Stored records
Begin

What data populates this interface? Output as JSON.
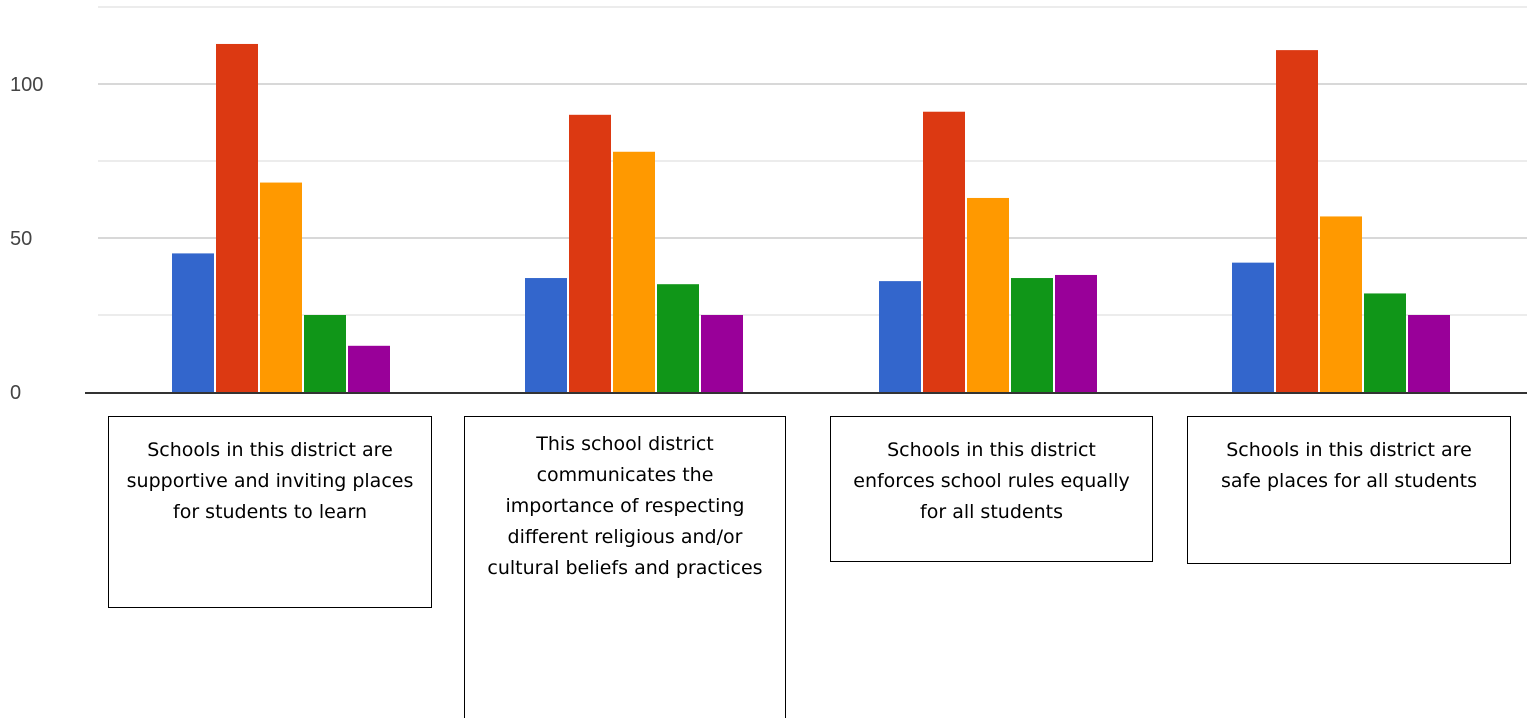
{
  "chart_data": {
    "type": "bar",
    "categories": [
      "Schools in this district are supportive and inviting places for students to learn",
      "This school district communicates the importance of respecting different religious and/or cultural beliefs and practices",
      "Schools in this district enforces school rules equally for all students",
      "Schools in this district are safe places for all students"
    ],
    "series": [
      {
        "values": [
          45,
          37,
          36,
          42
        ],
        "color": "#3366cc"
      },
      {
        "values": [
          113,
          90,
          91,
          111
        ],
        "color": "#dc3912"
      },
      {
        "values": [
          68,
          78,
          63,
          57
        ],
        "color": "#ff9900"
      },
      {
        "values": [
          25,
          35,
          37,
          32
        ],
        "color": "#109618"
      },
      {
        "values": [
          15,
          25,
          38,
          25
        ],
        "color": "#990099"
      }
    ],
    "ylim": [
      0,
      125
    ],
    "y_ticks": [
      "0",
      "50",
      "100"
    ],
    "gridlines_every": 25,
    "grid": true,
    "legend": "none",
    "title": "",
    "xlabel": "",
    "ylabel": ""
  }
}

End

▸ REQUIRED TASK
Transcribe all of the records above character for character. Exclude the pictures.

▸ OUTPUT FOR THIS TASK
What data populates this interface? Output as JSON.
{
  "chart_data": {
    "type": "bar",
    "categories": [
      "Schools in this district are supportive and inviting places for students to learn",
      "This school district communicates the importance of respecting different religious and/or cultural beliefs and practices",
      "Schools in this district enforces school rules equally for all students",
      "Schools in this district are safe places for all students"
    ],
    "series": [
      {
        "values": [
          45,
          37,
          36,
          42
        ],
        "color": "#3366cc"
      },
      {
        "values": [
          113,
          90,
          91,
          111
        ],
        "color": "#dc3912"
      },
      {
        "values": [
          68,
          78,
          63,
          57
        ],
        "color": "#ff9900"
      },
      {
        "values": [
          25,
          35,
          37,
          32
        ],
        "color": "#109618"
      },
      {
        "values": [
          15,
          25,
          38,
          25
        ],
        "color": "#990099"
      }
    ],
    "ylim": [
      0,
      125
    ],
    "y_ticks": [
      "0",
      "50",
      "100"
    ],
    "gridlines_every": 25,
    "grid": true,
    "legend": "none",
    "title": "",
    "xlabel": "",
    "ylabel": ""
  }
}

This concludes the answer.